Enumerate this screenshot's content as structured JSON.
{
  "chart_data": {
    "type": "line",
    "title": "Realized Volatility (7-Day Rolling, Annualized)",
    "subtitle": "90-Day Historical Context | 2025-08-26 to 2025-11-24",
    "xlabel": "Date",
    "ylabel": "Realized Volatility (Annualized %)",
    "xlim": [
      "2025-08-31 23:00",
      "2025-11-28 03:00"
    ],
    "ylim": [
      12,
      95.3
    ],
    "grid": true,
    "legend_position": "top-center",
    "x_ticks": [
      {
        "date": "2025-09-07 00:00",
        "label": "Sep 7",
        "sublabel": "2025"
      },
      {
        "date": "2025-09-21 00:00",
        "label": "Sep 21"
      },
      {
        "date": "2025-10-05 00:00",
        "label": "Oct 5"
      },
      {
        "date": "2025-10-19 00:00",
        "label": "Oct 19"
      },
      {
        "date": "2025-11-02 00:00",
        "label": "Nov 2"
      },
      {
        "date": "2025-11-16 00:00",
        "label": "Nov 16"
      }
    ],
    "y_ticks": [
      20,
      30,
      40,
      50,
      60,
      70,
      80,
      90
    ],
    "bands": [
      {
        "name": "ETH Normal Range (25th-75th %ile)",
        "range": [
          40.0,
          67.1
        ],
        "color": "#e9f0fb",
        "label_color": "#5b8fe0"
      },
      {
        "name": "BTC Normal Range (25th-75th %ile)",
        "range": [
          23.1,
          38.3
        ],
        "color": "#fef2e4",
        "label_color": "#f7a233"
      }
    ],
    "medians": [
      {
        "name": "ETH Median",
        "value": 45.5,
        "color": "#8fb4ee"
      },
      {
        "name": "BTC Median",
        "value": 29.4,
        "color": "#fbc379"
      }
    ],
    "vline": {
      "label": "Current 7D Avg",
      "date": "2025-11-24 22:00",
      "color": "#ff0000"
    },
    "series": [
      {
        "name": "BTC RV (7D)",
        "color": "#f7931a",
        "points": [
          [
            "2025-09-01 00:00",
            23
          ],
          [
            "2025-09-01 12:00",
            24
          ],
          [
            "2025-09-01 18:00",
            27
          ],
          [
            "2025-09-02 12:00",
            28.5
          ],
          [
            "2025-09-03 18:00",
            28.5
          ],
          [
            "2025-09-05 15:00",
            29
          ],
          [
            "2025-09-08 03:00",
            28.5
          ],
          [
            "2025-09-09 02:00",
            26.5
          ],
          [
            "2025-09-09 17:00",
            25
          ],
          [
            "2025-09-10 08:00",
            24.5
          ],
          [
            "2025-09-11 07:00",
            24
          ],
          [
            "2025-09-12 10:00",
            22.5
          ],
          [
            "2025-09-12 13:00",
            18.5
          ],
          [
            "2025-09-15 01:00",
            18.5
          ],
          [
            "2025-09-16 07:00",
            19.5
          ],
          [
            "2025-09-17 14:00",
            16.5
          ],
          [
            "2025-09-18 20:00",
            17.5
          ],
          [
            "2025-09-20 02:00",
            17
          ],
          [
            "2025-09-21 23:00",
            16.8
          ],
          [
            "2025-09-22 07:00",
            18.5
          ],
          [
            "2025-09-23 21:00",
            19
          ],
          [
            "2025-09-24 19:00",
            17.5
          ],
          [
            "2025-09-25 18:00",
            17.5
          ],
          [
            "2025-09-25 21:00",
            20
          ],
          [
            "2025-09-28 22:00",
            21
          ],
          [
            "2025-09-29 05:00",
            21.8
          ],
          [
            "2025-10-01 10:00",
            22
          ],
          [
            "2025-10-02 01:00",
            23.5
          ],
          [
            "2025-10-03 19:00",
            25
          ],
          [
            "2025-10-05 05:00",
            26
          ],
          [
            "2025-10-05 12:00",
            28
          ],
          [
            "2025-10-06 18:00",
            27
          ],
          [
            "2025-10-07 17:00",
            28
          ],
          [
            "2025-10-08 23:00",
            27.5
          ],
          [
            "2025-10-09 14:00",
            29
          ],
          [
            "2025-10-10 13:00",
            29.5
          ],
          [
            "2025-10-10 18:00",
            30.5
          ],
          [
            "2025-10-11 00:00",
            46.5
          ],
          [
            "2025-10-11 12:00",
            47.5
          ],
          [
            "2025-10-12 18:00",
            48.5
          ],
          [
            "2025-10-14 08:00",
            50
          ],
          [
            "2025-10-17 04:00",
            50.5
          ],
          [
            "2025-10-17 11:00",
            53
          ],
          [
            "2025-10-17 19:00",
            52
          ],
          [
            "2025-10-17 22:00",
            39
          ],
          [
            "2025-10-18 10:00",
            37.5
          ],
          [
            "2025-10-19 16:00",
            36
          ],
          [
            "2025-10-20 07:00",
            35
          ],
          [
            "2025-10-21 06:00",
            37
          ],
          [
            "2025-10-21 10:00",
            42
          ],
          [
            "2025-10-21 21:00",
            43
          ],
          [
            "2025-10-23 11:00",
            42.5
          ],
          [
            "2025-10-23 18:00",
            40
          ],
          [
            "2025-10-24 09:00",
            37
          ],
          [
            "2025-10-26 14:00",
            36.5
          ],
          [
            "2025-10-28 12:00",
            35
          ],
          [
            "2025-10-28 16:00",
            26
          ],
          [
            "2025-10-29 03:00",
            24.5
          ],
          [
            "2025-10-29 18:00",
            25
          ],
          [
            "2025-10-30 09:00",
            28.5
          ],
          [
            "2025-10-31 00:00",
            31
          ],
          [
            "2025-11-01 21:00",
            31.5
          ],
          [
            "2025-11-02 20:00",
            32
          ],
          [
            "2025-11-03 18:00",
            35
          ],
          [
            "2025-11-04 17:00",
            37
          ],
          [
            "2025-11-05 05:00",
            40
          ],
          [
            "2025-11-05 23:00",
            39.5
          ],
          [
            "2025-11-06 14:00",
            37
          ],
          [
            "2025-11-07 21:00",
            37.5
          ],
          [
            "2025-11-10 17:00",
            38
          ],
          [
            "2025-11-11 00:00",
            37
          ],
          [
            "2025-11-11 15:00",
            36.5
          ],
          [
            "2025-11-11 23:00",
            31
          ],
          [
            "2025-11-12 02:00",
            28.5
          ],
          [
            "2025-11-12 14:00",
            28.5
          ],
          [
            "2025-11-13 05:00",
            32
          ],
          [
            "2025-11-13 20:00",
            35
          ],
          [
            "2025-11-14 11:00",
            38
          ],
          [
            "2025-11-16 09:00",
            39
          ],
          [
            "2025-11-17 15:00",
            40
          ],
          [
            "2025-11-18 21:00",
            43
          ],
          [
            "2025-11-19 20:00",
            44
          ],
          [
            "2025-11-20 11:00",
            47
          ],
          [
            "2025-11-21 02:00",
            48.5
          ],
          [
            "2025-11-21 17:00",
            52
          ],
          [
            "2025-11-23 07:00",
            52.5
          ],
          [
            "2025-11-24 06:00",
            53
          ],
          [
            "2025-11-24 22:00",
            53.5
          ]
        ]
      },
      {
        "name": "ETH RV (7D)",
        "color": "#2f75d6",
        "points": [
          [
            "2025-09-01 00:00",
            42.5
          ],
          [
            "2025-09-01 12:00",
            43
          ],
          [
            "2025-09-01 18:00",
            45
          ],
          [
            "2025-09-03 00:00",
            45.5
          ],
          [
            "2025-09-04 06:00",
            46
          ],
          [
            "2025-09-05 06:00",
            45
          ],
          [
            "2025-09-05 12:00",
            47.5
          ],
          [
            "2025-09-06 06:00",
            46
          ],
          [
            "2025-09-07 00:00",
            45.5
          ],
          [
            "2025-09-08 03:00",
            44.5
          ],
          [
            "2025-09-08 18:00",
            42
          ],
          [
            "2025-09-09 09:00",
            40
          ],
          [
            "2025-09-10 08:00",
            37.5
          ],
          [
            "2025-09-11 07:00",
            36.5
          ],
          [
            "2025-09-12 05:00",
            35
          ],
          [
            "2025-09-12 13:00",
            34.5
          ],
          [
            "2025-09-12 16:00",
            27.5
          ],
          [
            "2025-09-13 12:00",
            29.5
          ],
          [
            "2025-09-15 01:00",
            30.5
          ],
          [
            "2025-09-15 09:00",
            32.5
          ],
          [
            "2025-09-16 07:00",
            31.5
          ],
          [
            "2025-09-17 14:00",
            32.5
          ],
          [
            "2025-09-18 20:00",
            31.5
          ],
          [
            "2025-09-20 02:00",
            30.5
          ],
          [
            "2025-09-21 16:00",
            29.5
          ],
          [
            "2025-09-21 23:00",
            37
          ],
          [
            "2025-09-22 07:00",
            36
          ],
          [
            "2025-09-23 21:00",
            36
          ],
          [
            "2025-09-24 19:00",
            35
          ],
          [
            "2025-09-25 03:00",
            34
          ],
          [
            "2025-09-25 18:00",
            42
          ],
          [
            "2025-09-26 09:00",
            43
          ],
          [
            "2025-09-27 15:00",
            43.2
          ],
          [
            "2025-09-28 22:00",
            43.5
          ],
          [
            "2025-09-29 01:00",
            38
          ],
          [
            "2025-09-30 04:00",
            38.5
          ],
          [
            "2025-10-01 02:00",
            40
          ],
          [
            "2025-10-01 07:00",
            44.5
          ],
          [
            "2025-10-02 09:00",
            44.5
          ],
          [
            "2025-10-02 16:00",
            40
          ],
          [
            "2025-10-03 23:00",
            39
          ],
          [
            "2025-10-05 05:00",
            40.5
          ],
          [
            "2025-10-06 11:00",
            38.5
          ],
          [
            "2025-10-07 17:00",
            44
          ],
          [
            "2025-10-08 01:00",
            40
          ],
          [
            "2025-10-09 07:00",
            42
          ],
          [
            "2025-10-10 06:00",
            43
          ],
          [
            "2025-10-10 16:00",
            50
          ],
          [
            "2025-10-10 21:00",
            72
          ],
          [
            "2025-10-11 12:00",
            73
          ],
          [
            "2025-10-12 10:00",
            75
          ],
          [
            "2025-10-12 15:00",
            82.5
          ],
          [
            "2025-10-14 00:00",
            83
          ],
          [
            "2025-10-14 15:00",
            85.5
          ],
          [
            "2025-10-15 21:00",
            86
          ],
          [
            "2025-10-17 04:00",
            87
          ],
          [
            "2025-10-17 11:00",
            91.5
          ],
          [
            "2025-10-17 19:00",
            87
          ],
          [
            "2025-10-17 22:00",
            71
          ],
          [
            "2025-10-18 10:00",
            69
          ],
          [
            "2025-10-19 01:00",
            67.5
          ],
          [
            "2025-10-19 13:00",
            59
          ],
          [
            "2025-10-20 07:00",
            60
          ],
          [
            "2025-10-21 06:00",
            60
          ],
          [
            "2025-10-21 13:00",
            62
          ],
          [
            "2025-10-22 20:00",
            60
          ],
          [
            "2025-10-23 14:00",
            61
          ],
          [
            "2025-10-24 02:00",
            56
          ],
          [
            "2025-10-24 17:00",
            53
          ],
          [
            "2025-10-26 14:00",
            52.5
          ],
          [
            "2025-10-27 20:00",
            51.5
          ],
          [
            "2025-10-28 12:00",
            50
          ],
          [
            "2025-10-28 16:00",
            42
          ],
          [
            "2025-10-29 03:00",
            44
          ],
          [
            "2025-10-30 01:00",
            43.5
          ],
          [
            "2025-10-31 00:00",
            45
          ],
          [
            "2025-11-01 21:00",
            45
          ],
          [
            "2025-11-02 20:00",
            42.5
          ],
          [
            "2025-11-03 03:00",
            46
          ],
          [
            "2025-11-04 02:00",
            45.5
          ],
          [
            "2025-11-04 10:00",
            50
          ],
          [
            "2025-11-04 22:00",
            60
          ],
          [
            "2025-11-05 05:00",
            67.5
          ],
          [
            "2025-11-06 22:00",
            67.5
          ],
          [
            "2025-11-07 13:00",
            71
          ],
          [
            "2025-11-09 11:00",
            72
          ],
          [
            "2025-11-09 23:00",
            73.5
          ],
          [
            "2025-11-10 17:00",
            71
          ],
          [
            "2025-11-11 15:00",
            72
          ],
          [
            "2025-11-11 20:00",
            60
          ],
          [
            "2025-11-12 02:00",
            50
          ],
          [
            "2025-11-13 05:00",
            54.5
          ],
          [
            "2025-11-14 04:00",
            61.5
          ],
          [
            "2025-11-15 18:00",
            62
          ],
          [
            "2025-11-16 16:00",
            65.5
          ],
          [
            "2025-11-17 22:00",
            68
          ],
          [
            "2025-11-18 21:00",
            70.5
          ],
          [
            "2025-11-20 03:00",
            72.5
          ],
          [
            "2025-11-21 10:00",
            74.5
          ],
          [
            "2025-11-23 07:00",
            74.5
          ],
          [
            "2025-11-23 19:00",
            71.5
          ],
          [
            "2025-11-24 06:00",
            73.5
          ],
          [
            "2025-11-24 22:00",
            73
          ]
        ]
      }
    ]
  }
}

- _Requirements_
From the entries above, copy every line containing the word "Annualized".

- _Final answer_
    "title": "Realized Volatility (7-Day Rolling, Annualized)",
    "ylabel": "Realized Volatility (Annualized %)",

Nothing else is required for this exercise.